Exercise data:
------------------------

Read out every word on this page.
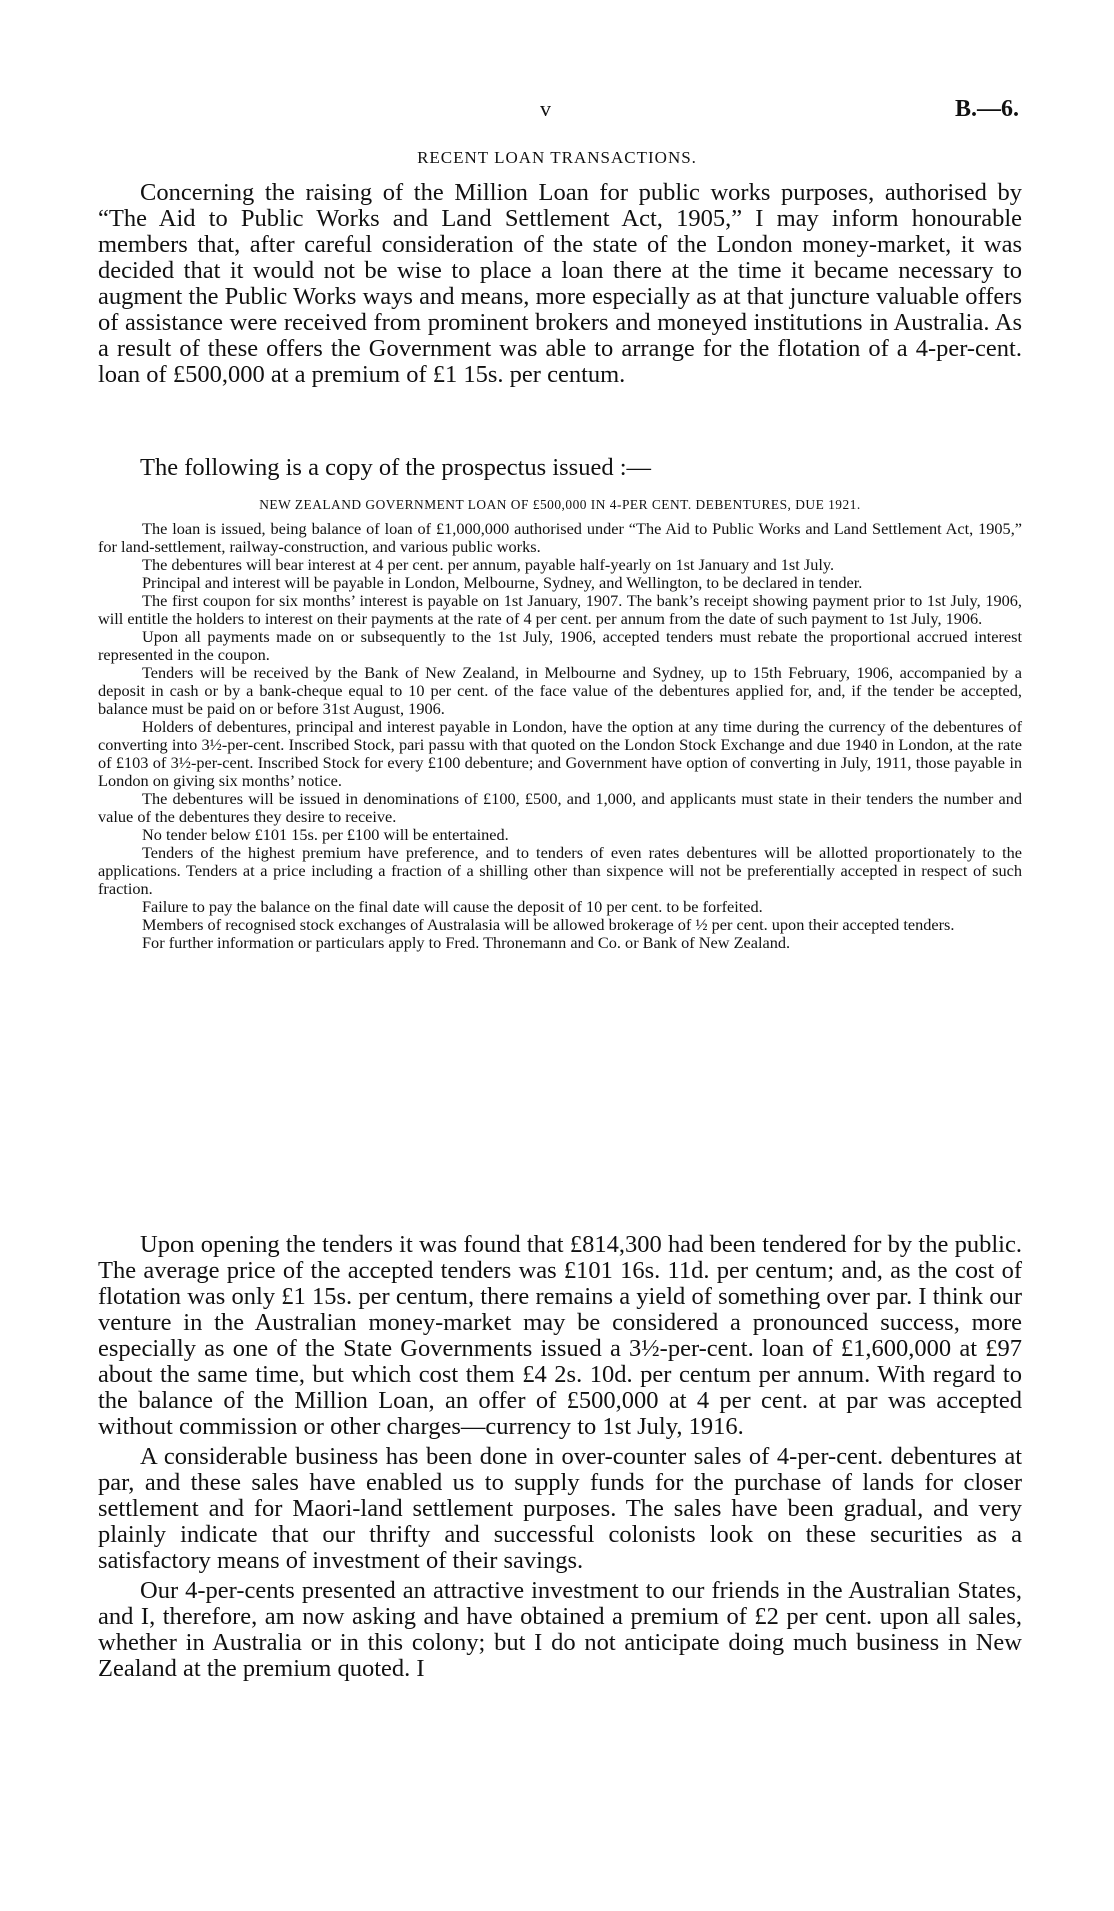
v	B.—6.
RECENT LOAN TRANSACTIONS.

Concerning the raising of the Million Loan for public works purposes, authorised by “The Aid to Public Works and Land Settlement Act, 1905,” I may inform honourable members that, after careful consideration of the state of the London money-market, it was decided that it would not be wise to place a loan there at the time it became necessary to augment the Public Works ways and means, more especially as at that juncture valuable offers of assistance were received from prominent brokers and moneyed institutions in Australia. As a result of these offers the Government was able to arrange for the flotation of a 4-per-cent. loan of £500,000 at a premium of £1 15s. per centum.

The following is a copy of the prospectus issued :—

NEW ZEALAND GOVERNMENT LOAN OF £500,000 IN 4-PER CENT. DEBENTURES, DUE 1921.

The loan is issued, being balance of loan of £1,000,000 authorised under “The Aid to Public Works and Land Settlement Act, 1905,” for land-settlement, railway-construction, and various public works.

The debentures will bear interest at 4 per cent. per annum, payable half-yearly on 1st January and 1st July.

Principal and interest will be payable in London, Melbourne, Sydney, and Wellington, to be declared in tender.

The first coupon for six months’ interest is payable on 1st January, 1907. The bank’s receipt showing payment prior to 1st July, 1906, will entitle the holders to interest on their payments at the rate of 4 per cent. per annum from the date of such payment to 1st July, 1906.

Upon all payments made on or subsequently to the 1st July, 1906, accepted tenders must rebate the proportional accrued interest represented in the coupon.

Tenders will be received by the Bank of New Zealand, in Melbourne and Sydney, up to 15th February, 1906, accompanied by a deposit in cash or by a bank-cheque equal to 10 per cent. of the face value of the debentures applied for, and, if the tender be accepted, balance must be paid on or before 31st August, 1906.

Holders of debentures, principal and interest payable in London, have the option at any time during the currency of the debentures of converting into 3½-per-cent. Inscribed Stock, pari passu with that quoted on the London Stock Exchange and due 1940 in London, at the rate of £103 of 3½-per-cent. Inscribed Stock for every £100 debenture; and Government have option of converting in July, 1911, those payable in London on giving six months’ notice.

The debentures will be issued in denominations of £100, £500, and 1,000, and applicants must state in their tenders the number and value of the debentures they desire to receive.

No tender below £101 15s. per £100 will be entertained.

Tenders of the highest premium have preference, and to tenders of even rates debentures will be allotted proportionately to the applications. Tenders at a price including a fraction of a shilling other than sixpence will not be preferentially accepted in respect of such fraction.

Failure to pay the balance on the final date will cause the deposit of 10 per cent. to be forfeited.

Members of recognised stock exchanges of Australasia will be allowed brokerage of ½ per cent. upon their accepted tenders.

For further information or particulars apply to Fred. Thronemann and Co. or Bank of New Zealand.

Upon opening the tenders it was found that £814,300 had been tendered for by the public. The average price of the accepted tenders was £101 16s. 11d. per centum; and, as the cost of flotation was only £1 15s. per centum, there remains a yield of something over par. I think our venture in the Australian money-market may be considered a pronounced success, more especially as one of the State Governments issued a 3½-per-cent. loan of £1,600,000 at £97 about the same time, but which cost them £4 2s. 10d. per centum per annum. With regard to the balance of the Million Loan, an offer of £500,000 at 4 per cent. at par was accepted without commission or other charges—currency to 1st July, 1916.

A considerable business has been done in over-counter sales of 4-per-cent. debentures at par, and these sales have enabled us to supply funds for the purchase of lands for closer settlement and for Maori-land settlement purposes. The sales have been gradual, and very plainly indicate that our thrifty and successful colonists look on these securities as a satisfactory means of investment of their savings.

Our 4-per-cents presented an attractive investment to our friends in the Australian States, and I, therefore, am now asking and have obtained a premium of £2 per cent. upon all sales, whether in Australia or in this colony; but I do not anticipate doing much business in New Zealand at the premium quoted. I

------------------------

Problem requirements: Pictures are excluded; copy all other data exactly as shown.

Completed exercise:
Read out every word on this page.
v	B.—6.
RECENT LOAN TRANSACTIONS.

Concerning the raising of the Million Loan for public works purposes, authorised by “The Aid to Public Works and Land Settlement Act, 1905,” I may inform honourable members that, after careful consideration of the state of the London money-market, it was decided that it would not be wise to place a loan there at the time it became necessary to augment the Public Works ways and means, more especially as at that juncture valuable offers of assistance were received from prominent brokers and moneyed institutions in Australia. As a result of these offers the Government was able to arrange for the flotation of a 4-per-cent. loan of £500,000 at a premium of £1 15s. per centum.

The following is a copy of the prospectus issued :—

NEW ZEALAND GOVERNMENT LOAN OF £500,000 IN 4-PER CENT. DEBENTURES, DUE 1921.

The loan is issued, being balance of loan of £1,000,000 authorised under “The Aid to Public Works and Land Settlement Act, 1905,” for land-settlement, railway-construction, and various public works.

The debentures will bear interest at 4 per cent. per annum, payable half-yearly on 1st January and 1st July.

Principal and interest will be payable in London, Melbourne, Sydney, and Wellington, to be declared in tender.

The first coupon for six months’ interest is payable on 1st January, 1907. The bank’s receipt showing payment prior to 1st July, 1906, will entitle the holders to interest on their payments at the rate of 4 per cent. per annum from the date of such payment to 1st July, 1906.

Upon all payments made on or subsequently to the 1st July, 1906, accepted tenders must rebate the proportional accrued interest represented in the coupon.

Tenders will be received by the Bank of New Zealand, in Melbourne and Sydney, up to 15th February, 1906, accompanied by a deposit in cash or by a bank-cheque equal to 10 per cent. of the face value of the debentures applied for, and, if the tender be accepted, balance must be paid on or before 31st August, 1906.

Holders of debentures, principal and interest payable in London, have the option at any time during the currency of the debentures of converting into 3½-per-cent. Inscribed Stock, pari passu with that quoted on the London Stock Exchange and due 1940 in London, at the rate of £103 of 3½-per-cent. Inscribed Stock for every £100 debenture; and Government have option of converting in July, 1911, those payable in London on giving six months’ notice.

The debentures will be issued in denominations of £100, £500, and 1,000, and applicants must state in their tenders the number and value of the debentures they desire to receive.

No tender below £101 15s. per £100 will be entertained.

Tenders of the highest premium have preference, and to tenders of even rates debentures will be allotted proportionately to the applications. Tenders at a price including a fraction of a shilling other than sixpence will not be preferentially accepted in respect of such fraction.

Failure to pay the balance on the final date will cause the deposit of 10 per cent. to be forfeited.

Members of recognised stock exchanges of Australasia will be allowed brokerage of ½ per cent. upon their accepted tenders.

For further information or particulars apply to Fred. Thronemann and Co. or Bank of New Zealand.

Upon opening the tenders it was found that £814,300 had been tendered for by the public. The average price of the accepted tenders was £101 16s. 11d. per centum; and, as the cost of flotation was only £1 15s. per centum, there remains a yield of something over par. I think our venture in the Australian money-market may be considered a pronounced success, more especially as one of the State Governments issued a 3½-per-cent. loan of £1,600,000 at £97 about the same time, but which cost them £4 2s. 10d. per centum per annum. With regard to the balance of the Million Loan, an offer of £500,000 at 4 per cent. at par was accepted without commission or other charges—currency to 1st July, 1916.

A considerable business has been done in over-counter sales of 4-per-cent. debentures at par, and these sales have enabled us to supply funds for the purchase of lands for closer settlement and for Maori-land settlement purposes. The sales have been gradual, and very plainly indicate that our thrifty and successful colonists look on these securities as a satisfactory means of investment of their savings.

Our 4-per-cents presented an attractive investment to our friends in the Australian States, and I, therefore, am now asking and have obtained a premium of £2 per cent. upon all sales, whether in Australia or in this colony; but I do not anticipate doing much business in New Zealand at the premium quoted. I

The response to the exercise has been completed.